____ DATASET EXTRACT

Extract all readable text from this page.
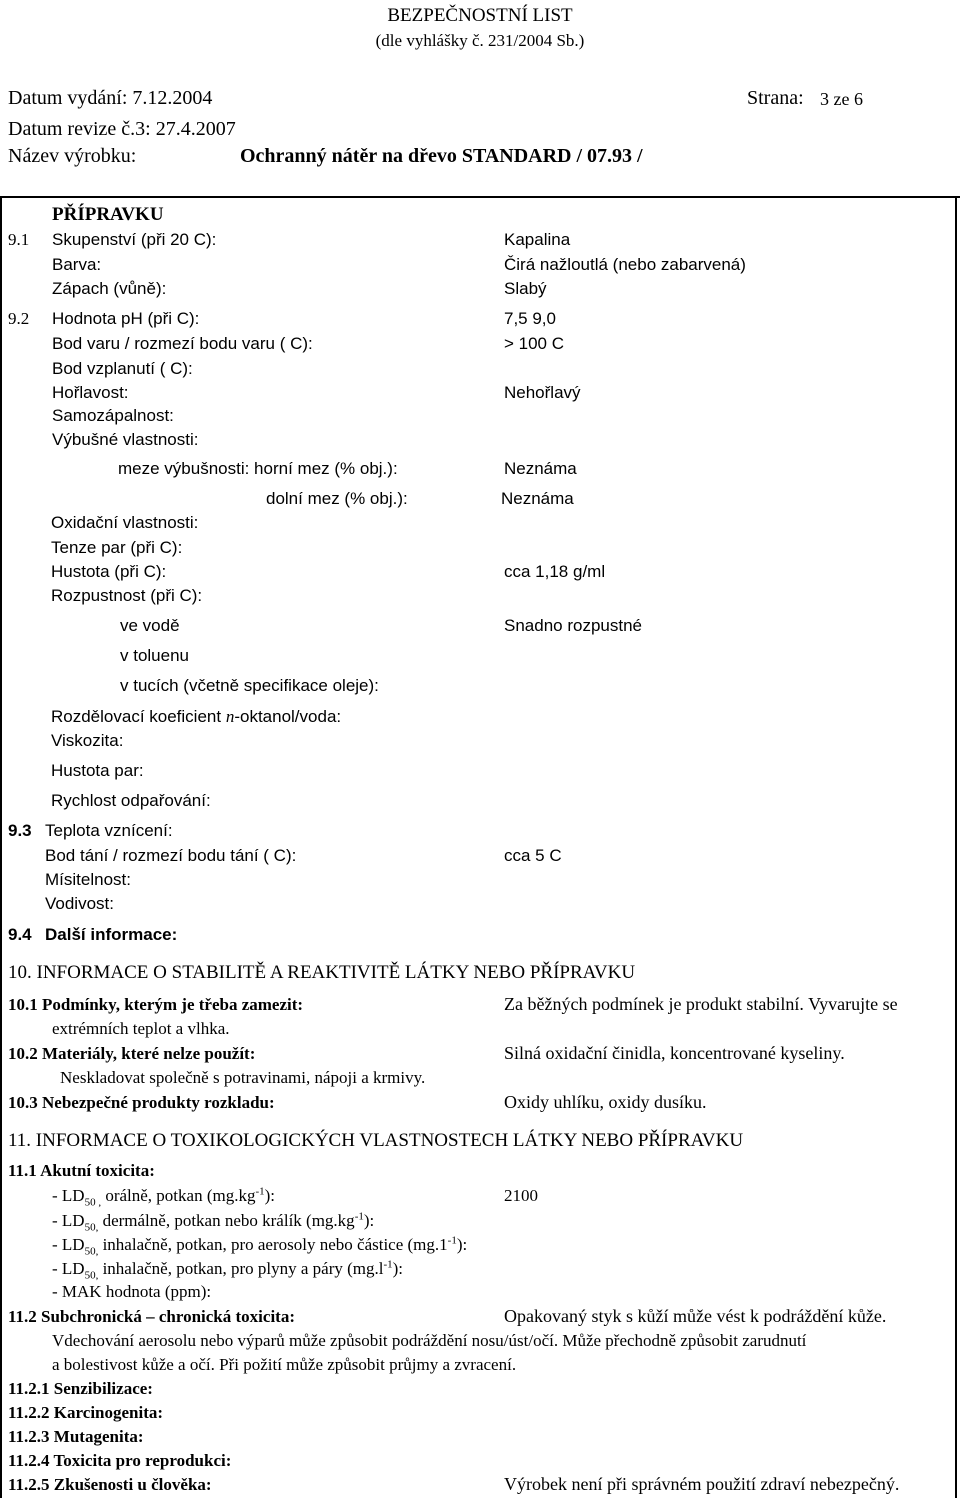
BEZPEČNOSTNÍ LIST
(dle vyhlášky č. 231/2004 Sb.)
Datum vydání: 7.12.2004	Strana: 3 ze 6
Datum revize č.3: 27.4.2007
Název výrobku:	Ochranný nátěr na dřevo STANDARD / 07.93 /
PŘÍPRAVKU
9.1 Skupenství (při 20 C):	Kapalina
Barva:	Čirá nažloutlá (nebo zabarvená)
Zápach (vůně):	Slabý
9.2 Hodnota pH (při C):	7,5 9,0
Bod varu / rozmezí bodu varu ( C):	> 100 C
Bod vzplanutí ( C):
Hořlavost:	Nehořlavý
Samozápalnost:
Výbušné vlastnosti:
meze výbušnosti: horní mez (% obj.):	Neznáma
dolní mez (% obj.):	Neznáma
Oxidační vlastnosti:
Tenze par (při C):
Hustota (při C):	cca 1,18 g/ml
Rozpustnost (při C):
ve vodě	Snadno rozpustné
v toluenu
v tucích (včetně specifikace oleje):
Rozdělovací koeficient n-oktanol/voda:
Viskozita:
Hustota par:
Rychlost odpařování:
9.3 Teplota vznícení:
Bod tání / rozmezí bodu tání ( C):	cca 5 C
Mísitelnost:
Vodivost:
9.4 Další informace:
10. INFORMACE O STABILITĚ A REAKTIVITĚ LÁTKY NEBO PŘÍPRAVKU
10.1 Podmínky, kterým je třeba zamezit:	Za běžných podmínek je produkt stabilní. Vyvarujte se
extrémních teplot a vlhka.
10.2 Materiály, které nelze použít:	Silná oxidační činidla, koncentrované kyseliny.
Neskladovat společně s potravinami, nápoji a krmivy.
10.3 Nebezpečné produkty rozkladu:	Oxidy uhlíku, oxidy dusíku.
11. INFORMACE O TOXIKOLOGICKÝCH VLASTNOSTECH LÁTKY NEBO PŘÍPRAVKU
11.1 Akutní toxicita:
- $LD_{50 ,}$ orálně, potkan $(mg.kg^{-1})$:	2100
- $LD_{50,}$ dermálně, potkan nebo králík $(mg.kg^{-1})$:
- $LD_{50,}$ inhalačně, potkan, pro aerosoly nebo částice $(mg.1^{-1})$:
- $LD_{50,}$ inhalačně, potkan, pro plyny a páry $(mg.l^{-1})$:
- MAK hodnota (ppm):
11.2 Subchronická – chronická toxicita:	Opakovaný styk s kůží může vést k podráždění kůže.
Vdechování aerosolu nebo výparů může způsobit podráždění nosu/úst/očí. Může přechodně způsobit zarudnutí
a bolestivost kůže a očí. Při požití může způsobit průjmy a zvracení.
11.2.1 Senzibilizace:
11.2.2 Karcinogenita:
11.2.3 Mutagenita:
11.2.4 Toxicita pro reprodukci:
11.2.5 Zkušenosti u člověka:	Výrobek není při správném použití zdraví nebezpečný.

________

▸ **SHORT PROBLEM**
Repeat each entry exactly as it appears; skip any picture.

▸ **SOLUTION FOR THIS TASK**
Extract all readable text from this page.
BEZPEČNOSTNÍ LIST
(dle vyhlášky č. 231/2004 Sb.)
Datum vydání: 7.12.2004	Strana: 3 ze 6
Datum revize č.3: 27.4.2007
Název výrobku:	Ochranný nátěr na dřevo STANDARD / 07.93 /
PŘÍPRAVKU
9.1 Skupenství (při 20 C):	Kapalina
Barva:	Čirá nažloutlá (nebo zabarvená)
Zápach (vůně):	Slabý
9.2 Hodnota pH (při C):	7,5 9,0
Bod varu / rozmezí bodu varu ( C):	> 100 C
Bod vzplanutí ( C):
Hořlavost:	Nehořlavý
Samozápalnost:
Výbušné vlastnosti:
meze výbušnosti: horní mez (% obj.):	Neznáma
dolní mez (% obj.):	Neznáma
Oxidační vlastnosti:
Tenze par (při C):
Hustota (při C):	cca 1,18 g/ml
Rozpustnost (při C):
ve vodě	Snadno rozpustné
v toluenu
v tucích (včetně specifikace oleje):
Rozdělovací koeficient n-oktanol/voda:
Viskozita:
Hustota par:
Rychlost odpařování:
9.3 Teplota vznícení:
Bod tání / rozmezí bodu tání ( C):	cca 5 C
Mísitelnost:
Vodivost:
9.4 Další informace:
10. INFORMACE O STABILITĚ A REAKTIVITĚ LÁTKY NEBO PŘÍPRAVKU
10.1 Podmínky, kterým je třeba zamezit:	Za běžných podmínek je produkt stabilní. Vyvarujte se
extrémních teplot a vlhka.
10.2 Materiály, které nelze použít:	Silná oxidační činidla, koncentrované kyseliny.
Neskladovat společně s potravinami, nápoji a krmivy.
10.3 Nebezpečné produkty rozkladu:	Oxidy uhlíku, oxidy dusíku.
11. INFORMACE O TOXIKOLOGICKÝCH VLASTNOSTECH LÁTKY NEBO PŘÍPRAVKU
11.1 Akutní toxicita:
- $LD_{50 ,}$ orálně, potkan $(mg.kg^{-1})$:	2100
- $LD_{50,}$ dermálně, potkan nebo králík $(mg.kg^{-1})$:
- $LD_{50,}$ inhalačně, potkan, pro aerosoly nebo částice $(mg.1^{-1})$:
- $LD_{50,}$ inhalačně, potkan, pro plyny a páry $(mg.l^{-1})$:
- MAK hodnota (ppm):
11.2 Subchronická – chronická toxicita:	Opakovaný styk s kůží může vést k podráždění kůže.
Vdechování aerosolu nebo výparů může způsobit podráždění nosu/úst/očí. Může přechodně způsobit zarudnutí
a bolestivost kůže a očí. Při požití může způsobit průjmy a zvracení.
11.2.1 Senzibilizace:
11.2.2 Karcinogenita:
11.2.3 Mutagenita:
11.2.4 Toxicita pro reprodukci:
11.2.5 Zkušenosti u člověka:	Výrobek není při správném použití zdraví nebezpečný.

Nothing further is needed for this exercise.